WHAT IS REQUIRED:
Which lines run from the line with "Output a JSON" to the end of the entries? Write out exactly those, leaving out the pictures.

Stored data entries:
>> Begin

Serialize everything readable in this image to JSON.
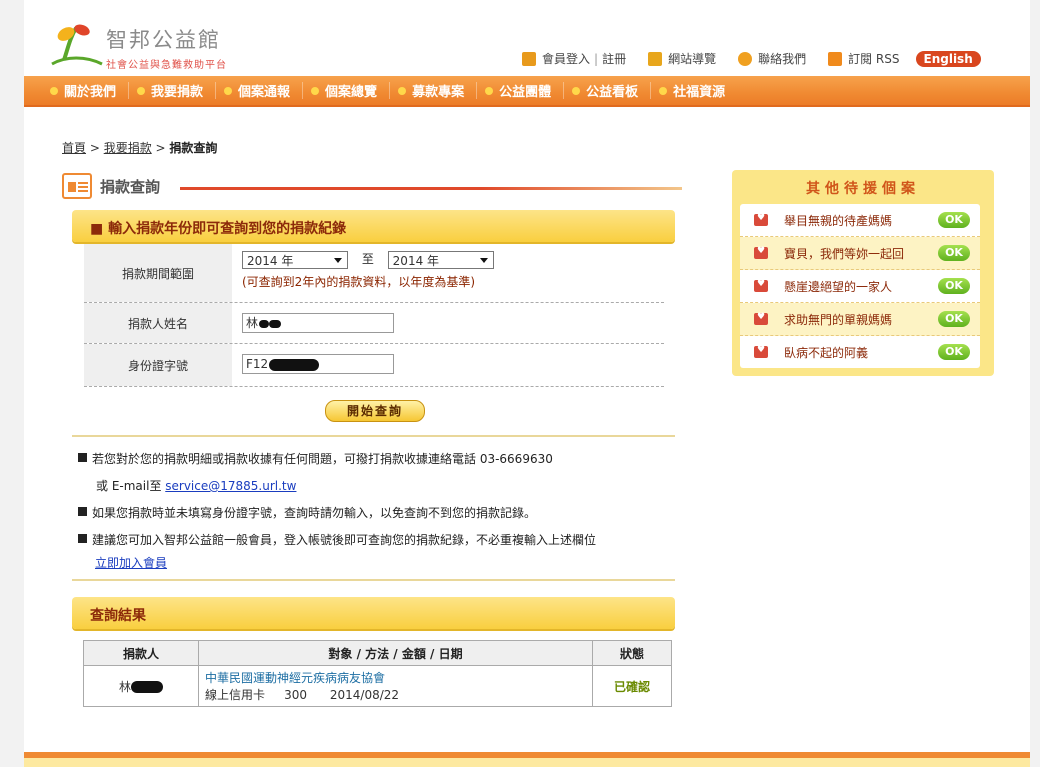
{
  "header": {
    "site_name": "智邦公益館",
    "site_sub": "社會公益與急難救助平台",
    "links": {
      "member_login": "會員登入",
      "register": "註冊",
      "sitemap": "網站導覽",
      "contact": "聯絡我們",
      "rss": "訂閱 RSS",
      "english": "English"
    }
  },
  "nav": [
    "關於我們",
    "我要捐款",
    "個案通報",
    "個案總覽",
    "募款專案",
    "公益團體",
    "公益看板",
    "社福資源"
  ],
  "breadcrumb": {
    "home": "首頁",
    "donate": "我要捐款",
    "current": "捐款查詢"
  },
  "section_title": "捐款查詢",
  "query_bar": "■ 輸入捐款年份即可查詢到您的捐款紀錄",
  "form": {
    "period_label": "捐款期間範圍",
    "from_year": "2014 年",
    "to_text": "至",
    "to_year": "2014 年",
    "hint": "(可查詢到2年內的捐款資料，以年度為基準)",
    "name_label": "捐款人姓名",
    "name_value": "林",
    "id_label": "身份證字號",
    "id_value": "F12",
    "submit": "開始查詢"
  },
  "notes": {
    "n1a": "若您對於您的捐款明細或捐款收據有任何問題，可撥打捐款收據連絡電話 03-6669630",
    "n1b_prefix": "或 E-mail至 ",
    "n1b_email": "service@17885.url.tw",
    "n2": "如果您捐款時並未填寫身份證字號，查詢時請勿輸入，以免查詢不到您的捐款記錄。",
    "n3": "建議您可加入智邦公益館一般會員，登入帳號後即可查詢您的捐款紀錄，不必重複輸入上述欄位",
    "join": "立即加入會員"
  },
  "result_bar": "查詢結果",
  "result_table": {
    "headers": [
      "捐款人",
      "對象 / 方法 / 金額 / 日期",
      "狀態"
    ],
    "rows": [
      {
        "donor": "林",
        "org": "中華民國運動神經元疾病病友協會",
        "method": "線上信用卡",
        "amount": "300",
        "date": "2014/08/22",
        "status": "已確認"
      }
    ]
  },
  "side": {
    "title": "其他待援個案",
    "items": [
      {
        "text": "舉目無親的待產媽媽",
        "btn": "OK"
      },
      {
        "text": "寶貝，我們等妳一起回",
        "btn": "OK"
      },
      {
        "text": "懸崖邊絕望的一家人",
        "btn": "OK"
      },
      {
        "text": "求助無門的單親媽媽",
        "btn": "OK"
      },
      {
        "text": "臥病不起的阿義",
        "btn": "OK"
      }
    ]
  }
}
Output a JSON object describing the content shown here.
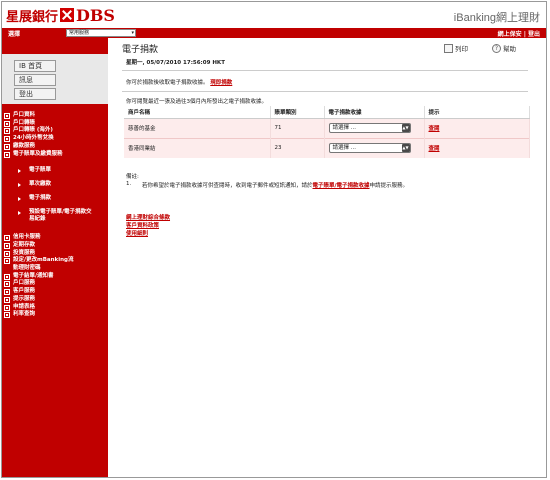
{
  "header": {
    "logo_cn": "星展銀行",
    "logo_en": "DBS",
    "brand": "iBanking網上理財"
  },
  "topbar": {
    "label": "選擇",
    "select_value": "常用服務",
    "right_label": "網上保安 | 登出"
  },
  "quick_links": [
    {
      "label": "IB 首頁"
    },
    {
      "label": "訊息"
    },
    {
      "label": "登出"
    }
  ],
  "nav_top": [
    "戶口資料",
    "戶口轉賬",
    "戶口轉賬 (海外)",
    "24小時外幣兌換",
    "繳款服務",
    "電子賬單及繳費服務"
  ],
  "nav_sub": [
    "電子賬單",
    "單次繳款",
    "電子捐款",
    "預設電子賬單/電子捐款交易紀錄"
  ],
  "nav_bottom": [
    "信用卡服務",
    "定期存款",
    "投資服務",
    "設定/更改mBanking流動理財密碼",
    "電子結單/通知書",
    "戶口服務",
    "客戶服務",
    "提示服務",
    "申請表格",
    "利率查詢"
  ],
  "main": {
    "title": "電子捐款",
    "print_label": "列印",
    "help_label": "幫助",
    "datetime": "星期一, 05/07/2010 17:56:09 HKT",
    "intro_text": "你可於捐款後收取電子捐款收據。",
    "intro_link": "現即捐款",
    "list_text": "你可閱覽最近一張及過往3個月內所發出之電子捐款收據。",
    "table_headers": [
      "商戶名稱",
      "賬單類別",
      "電子捐款收據",
      "提示"
    ],
    "rows": [
      {
        "merchant": "慈善的基金",
        "category": "71",
        "receipt": "請選擇 ...",
        "hint": "查閱"
      },
      {
        "merchant": "香港同業結",
        "category": "23",
        "receipt": "請選擇 ...",
        "hint": "查閱"
      }
    ],
    "note_title": "備註:",
    "note_num": "1.",
    "note_text_a": "若你希望於電子捐款收據可供查閱時，收到電子郵件或短訊通知，請於",
    "note_link": "電子賬單/電子捐款收據",
    "note_text_b": "申請提示服務。",
    "footer_links": [
      "網上理財綜合條款",
      "客戶資料政策",
      "使用細則"
    ]
  }
}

>> End

FULL ANSWER:
Output a JSON object describing the content shown here.
{
  "header": {
    "logo_cn": "星展銀行",
    "logo_en": "DBS",
    "brand": "iBanking網上理財"
  },
  "topbar": {
    "label": "選擇",
    "select_value": "常用服務",
    "right_label": "網上保安 | 登出"
  },
  "quick_links": [
    {
      "label": "IB 首頁"
    },
    {
      "label": "訊息"
    },
    {
      "label": "登出"
    }
  ],
  "nav_top": [
    "戶口資料",
    "戶口轉賬",
    "戶口轉賬 (海外)",
    "24小時外幣兌換",
    "繳款服務",
    "電子賬單及繳費服務"
  ],
  "nav_sub": [
    "電子賬單",
    "單次繳款",
    "電子捐款",
    "預設電子賬單/電子捐款交易紀錄"
  ],
  "nav_bottom": [
    "信用卡服務",
    "定期存款",
    "投資服務",
    "設定/更改mBanking流動理財密碼",
    "電子結單/通知書",
    "戶口服務",
    "客戶服務",
    "提示服務",
    "申請表格",
    "利率查詢"
  ],
  "main": {
    "title": "電子捐款",
    "print_label": "列印",
    "help_label": "幫助",
    "datetime": "星期一, 05/07/2010 17:56:09 HKT",
    "intro_text": "你可於捐款後收取電子捐款收據。",
    "intro_link": "現即捐款",
    "list_text": "你可閱覽最近一張及過往3個月內所發出之電子捐款收據。",
    "table_headers": [
      "商戶名稱",
      "賬單類別",
      "電子捐款收據",
      "提示"
    ],
    "rows": [
      {
        "merchant": "慈善的基金",
        "category": "71",
        "receipt": "請選擇 ...",
        "hint": "查閱"
      },
      {
        "merchant": "香港同業結",
        "category": "23",
        "receipt": "請選擇 ...",
        "hint": "查閱"
      }
    ],
    "note_title": "備註:",
    "note_num": "1.",
    "note_text_a": "若你希望於電子捐款收據可供查閱時，收到電子郵件或短訊通知，請於",
    "note_link": "電子賬單/電子捐款收據",
    "note_text_b": "申請提示服務。",
    "footer_links": [
      "網上理財綜合條款",
      "客戶資料政策",
      "使用細則"
    ]
  }
}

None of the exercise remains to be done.